>> start Exercise material

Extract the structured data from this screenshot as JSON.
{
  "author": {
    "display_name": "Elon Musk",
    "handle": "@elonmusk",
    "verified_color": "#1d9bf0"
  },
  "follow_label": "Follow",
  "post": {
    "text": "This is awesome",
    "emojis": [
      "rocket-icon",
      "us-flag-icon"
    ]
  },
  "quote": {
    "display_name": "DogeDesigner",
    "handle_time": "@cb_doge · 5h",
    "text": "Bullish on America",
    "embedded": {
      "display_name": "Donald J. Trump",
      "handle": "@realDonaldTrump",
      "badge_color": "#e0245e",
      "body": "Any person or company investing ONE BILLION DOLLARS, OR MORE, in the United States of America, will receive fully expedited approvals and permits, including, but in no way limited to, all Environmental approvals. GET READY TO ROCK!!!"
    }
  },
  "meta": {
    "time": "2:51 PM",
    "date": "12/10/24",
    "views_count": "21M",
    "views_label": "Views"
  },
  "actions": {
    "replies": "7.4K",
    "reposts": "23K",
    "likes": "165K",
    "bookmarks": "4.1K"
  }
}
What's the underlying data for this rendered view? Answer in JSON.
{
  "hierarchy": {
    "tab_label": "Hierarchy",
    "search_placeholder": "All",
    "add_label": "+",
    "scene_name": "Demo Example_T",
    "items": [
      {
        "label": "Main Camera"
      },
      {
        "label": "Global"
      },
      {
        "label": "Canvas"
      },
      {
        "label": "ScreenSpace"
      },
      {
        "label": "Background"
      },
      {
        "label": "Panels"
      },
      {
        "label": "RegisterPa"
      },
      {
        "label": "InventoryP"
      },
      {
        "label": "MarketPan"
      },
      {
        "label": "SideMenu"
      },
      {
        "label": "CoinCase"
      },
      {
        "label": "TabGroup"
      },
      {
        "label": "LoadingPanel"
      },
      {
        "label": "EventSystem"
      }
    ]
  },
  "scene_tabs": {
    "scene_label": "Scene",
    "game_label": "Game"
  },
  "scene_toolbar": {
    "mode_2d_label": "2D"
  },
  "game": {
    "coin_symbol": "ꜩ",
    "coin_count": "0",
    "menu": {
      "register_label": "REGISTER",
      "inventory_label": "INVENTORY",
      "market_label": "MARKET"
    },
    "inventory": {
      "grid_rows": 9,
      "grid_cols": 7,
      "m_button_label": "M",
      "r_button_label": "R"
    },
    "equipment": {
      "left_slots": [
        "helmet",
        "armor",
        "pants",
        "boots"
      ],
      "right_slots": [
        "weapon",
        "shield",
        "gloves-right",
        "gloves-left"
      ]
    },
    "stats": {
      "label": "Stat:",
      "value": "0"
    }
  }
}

>> end Exercise material

> Aim of the task: Only a number is wanted: how many lines contain the word "JSON"?

> The result: 2